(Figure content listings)
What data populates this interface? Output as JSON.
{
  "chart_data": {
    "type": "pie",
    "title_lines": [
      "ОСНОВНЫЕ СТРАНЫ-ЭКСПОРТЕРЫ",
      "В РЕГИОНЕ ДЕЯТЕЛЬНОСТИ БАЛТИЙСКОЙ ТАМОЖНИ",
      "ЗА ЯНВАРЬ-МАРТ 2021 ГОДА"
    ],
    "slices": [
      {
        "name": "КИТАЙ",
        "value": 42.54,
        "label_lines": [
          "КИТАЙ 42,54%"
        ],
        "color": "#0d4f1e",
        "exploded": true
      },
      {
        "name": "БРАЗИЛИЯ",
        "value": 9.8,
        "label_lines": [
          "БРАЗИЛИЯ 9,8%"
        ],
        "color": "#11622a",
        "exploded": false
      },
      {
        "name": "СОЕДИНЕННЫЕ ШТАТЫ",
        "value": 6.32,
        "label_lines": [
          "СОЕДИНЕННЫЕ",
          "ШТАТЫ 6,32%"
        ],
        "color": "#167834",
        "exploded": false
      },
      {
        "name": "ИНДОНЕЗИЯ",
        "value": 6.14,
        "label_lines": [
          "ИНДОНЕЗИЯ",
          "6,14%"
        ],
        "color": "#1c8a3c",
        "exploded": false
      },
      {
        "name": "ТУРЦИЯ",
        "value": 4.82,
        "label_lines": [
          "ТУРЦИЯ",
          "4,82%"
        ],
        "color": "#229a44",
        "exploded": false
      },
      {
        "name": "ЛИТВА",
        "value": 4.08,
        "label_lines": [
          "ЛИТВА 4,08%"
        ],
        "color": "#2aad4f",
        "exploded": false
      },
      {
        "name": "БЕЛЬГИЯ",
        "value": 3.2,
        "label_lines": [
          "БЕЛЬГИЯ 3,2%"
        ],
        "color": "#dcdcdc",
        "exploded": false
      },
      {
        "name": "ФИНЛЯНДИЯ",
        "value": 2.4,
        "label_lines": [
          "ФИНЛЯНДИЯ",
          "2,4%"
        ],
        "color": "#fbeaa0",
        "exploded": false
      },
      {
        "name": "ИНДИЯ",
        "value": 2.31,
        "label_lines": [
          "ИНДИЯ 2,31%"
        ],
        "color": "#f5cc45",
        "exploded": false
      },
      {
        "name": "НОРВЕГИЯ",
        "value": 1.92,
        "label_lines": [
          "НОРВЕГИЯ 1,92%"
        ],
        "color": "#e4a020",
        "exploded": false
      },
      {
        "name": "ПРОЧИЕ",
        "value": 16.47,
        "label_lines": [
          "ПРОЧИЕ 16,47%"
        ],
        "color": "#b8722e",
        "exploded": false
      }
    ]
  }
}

(YOUR TASK):
Repeat the records above exactly, leaving none out.

(ANSWER TO THIS PROBLEM):
What data populates this interface? Output as JSON.
{
  "chart_data": {
    "type": "pie",
    "title_lines": [
      "ОСНОВНЫЕ СТРАНЫ-ЭКСПОРТЕРЫ",
      "В РЕГИОНЕ ДЕЯТЕЛЬНОСТИ БАЛТИЙСКОЙ ТАМОЖНИ",
      "ЗА ЯНВАРЬ-МАРТ 2021 ГОДА"
    ],
    "slices": [
      {
        "name": "КИТАЙ",
        "value": 42.54,
        "label_lines": [
          "КИТАЙ 42,54%"
        ],
        "color": "#0d4f1e",
        "exploded": true
      },
      {
        "name": "БРАЗИЛИЯ",
        "value": 9.8,
        "label_lines": [
          "БРАЗИЛИЯ 9,8%"
        ],
        "color": "#11622a",
        "exploded": false
      },
      {
        "name": "СОЕДИНЕННЫЕ ШТАТЫ",
        "value": 6.32,
        "label_lines": [
          "СОЕДИНЕННЫЕ",
          "ШТАТЫ 6,32%"
        ],
        "color": "#167834",
        "exploded": false
      },
      {
        "name": "ИНДОНЕЗИЯ",
        "value": 6.14,
        "label_lines": [
          "ИНДОНЕЗИЯ",
          "6,14%"
        ],
        "color": "#1c8a3c",
        "exploded": false
      },
      {
        "name": "ТУРЦИЯ",
        "value": 4.82,
        "label_lines": [
          "ТУРЦИЯ",
          "4,82%"
        ],
        "color": "#229a44",
        "exploded": false
      },
      {
        "name": "ЛИТВА",
        "value": 4.08,
        "label_lines": [
          "ЛИТВА 4,08%"
        ],
        "color": "#2aad4f",
        "exploded": false
      },
      {
        "name": "БЕЛЬГИЯ",
        "value": 3.2,
        "label_lines": [
          "БЕЛЬГИЯ 3,2%"
        ],
        "color": "#dcdcdc",
        "exploded": false
      },
      {
        "name": "ФИНЛЯНДИЯ",
        "value": 2.4,
        "label_lines": [
          "ФИНЛЯНДИЯ",
          "2,4%"
        ],
        "color": "#fbeaa0",
        "exploded": false
      },
      {
        "name": "ИНДИЯ",
        "value": 2.31,
        "label_lines": [
          "ИНДИЯ 2,31%"
        ],
        "color": "#f5cc45",
        "exploded": false
      },
      {
        "name": "НОРВЕГИЯ",
        "value": 1.92,
        "label_lines": [
          "НОРВЕГИЯ 1,92%"
        ],
        "color": "#e4a020",
        "exploded": false
      },
      {
        "name": "ПРОЧИЕ",
        "value": 16.47,
        "label_lines": [
          "ПРОЧИЕ 16,47%"
        ],
        "color": "#b8722e",
        "exploded": false
      }
    ]
  }
}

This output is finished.